======== Sección de texto ========

Mientras algunos hablan de la belleza exterior del templo y admiran sus piedras, Jesús llama la atención sobre los eventos turbulentos y dramáticos que marcan la historia humana. En efecto, mientras el templo construido por las manos del hombre pasará, como pasan todas las cosas de este mundo, es importante saber discernir el tiempo en que vivimos, para seguir siendo discípulos del Evangelio incluso en medio a las dificultades de la historia.
Y, para indicarnos el modo de discernir, el Señor nos propone dos exhortaciones: no se dejen engañar y den testimonio.
Lo primero que Jesús les dice a sus oyentes, preocupados por "cuándo" y "cómo" ocurrirán los hechos espantosos de los que habla, es: «Tengan cuidado, no se dejen engañar, porque muchos se presentarán en mi Nombre, diciendo: "Soy yo", y también: "El tiempo está cerca". No los sigan» (Lc 21, 8). Y añade: «Cuando oigan hablar de guerras y revoluciones no se alarmen» (v. 9). Y esto en el momento actual nos viene bien. ¿De qué engaño, pues, quiere liberarnos Jesús? De la tentación de leer los hechos más dramáticos de manera supersticiosa o catastrófica, como si ya estuviéramos cerca del fin del mundo y no valiera la pena seguir comprometiéndonos en cosas buenas. Si pensamos de esta manera, nos dejamos guiar por el miedo, y quizás luego buscamos respuestas con curiosidad morbosa en las fábulas de magos u horóscopos, que nunca faltan –y hoy muchos cristianos van a visitar a los magos, buscan el horóscopo como si fuese la voz de Dios–; o bien, confiamos en fantasiosas teorías propuestas por algún "mesías" de última hora, generalmente siempre derrotistas y conspirativas –también la psicología de la conspiración es mala, nos hace mal–. Aquí no está el Espíritu del Señor: ni en el ir en busca del "gurú" ni en este espíritu de la conspiración; ahí no está el Señor. Jesús nos advierte: "No se dejen engañar", no se dejen deslumbrar por curiosidades ridículas, no afronten los acontecimientos movidos por el miedo, más bien apréndanlos a leerlos con los ojos de la fe, seguros de que estando cerca de Dios «Ni siquiera un cabello se les caerá de la cabeza» (v. 18).

======== Registros guardados ========

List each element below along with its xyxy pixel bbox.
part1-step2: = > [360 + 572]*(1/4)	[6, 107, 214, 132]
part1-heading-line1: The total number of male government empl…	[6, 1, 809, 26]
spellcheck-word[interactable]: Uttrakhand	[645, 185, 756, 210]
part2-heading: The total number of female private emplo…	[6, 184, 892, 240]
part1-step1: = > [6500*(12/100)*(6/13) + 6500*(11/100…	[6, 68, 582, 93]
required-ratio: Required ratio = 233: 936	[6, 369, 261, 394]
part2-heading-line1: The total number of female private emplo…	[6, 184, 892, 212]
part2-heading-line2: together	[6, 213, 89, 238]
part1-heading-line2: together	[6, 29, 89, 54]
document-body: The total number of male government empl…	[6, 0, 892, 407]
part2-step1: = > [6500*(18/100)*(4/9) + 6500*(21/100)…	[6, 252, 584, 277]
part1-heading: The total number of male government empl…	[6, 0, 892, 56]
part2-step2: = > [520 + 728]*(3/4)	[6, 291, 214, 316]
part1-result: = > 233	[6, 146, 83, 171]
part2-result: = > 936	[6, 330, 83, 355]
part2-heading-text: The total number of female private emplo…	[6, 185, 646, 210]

========

Tarea planteada A:
En el texto sobre las advertencias de Jesús, ¿cuáles son las dos exhortaciones que el Señor propone para saber discernir?
Tarea planteada B:
Sigue el texto sobre las advertencias de Jesús a partir de donde se detiene.

Resultado final A:
No se dejen engañar y den testimonio.

Resultado final B:
Si la historia humana está llena de acontecimientos dramáticos, situaciones de dolor, guerras, revoluciones y calamidades, es igualmente cierto – dice Jesús – que todo esto no es el final (cf. v. 9); no es un buen motivo para dejarse paralizar por el miedo o ceder al derrotismo de quien piensa que todo está perdido y es inútil comprometerse en la vida. El discípulo del Señor no se deja atrofiar por la resignación, no cede al desaliento ni siquiera en las situaciones más difíciles, porque su Dios es el Dios de la resurrección y de la esperanza, que siempre reanima, con Él siempre se puede levantar la mirada, empezar de nuevo y volver a caminar. El cristiano, entonces, ante la prueba –cualquier prueba, cultural, histórica o personal–, se pregunta: "¿Qué nos está diciendo el Señor a través de este momento de crisis?". También yo hago esta pregunta hoy: ¿Qué nos está diciendo el Señor, ante esta tercera guerra mundial? ¿Qué nos está diciendo el Señor? Y, mientras ocurren cosas malas que generan pobreza y sufrimiento, el cristiano se pregunta "¿Concretamente, que bien puedo hacer yo?". No huir, hacerse la pregunta: ¿Qué me dice el Señor y qué bien puedo hacer yo?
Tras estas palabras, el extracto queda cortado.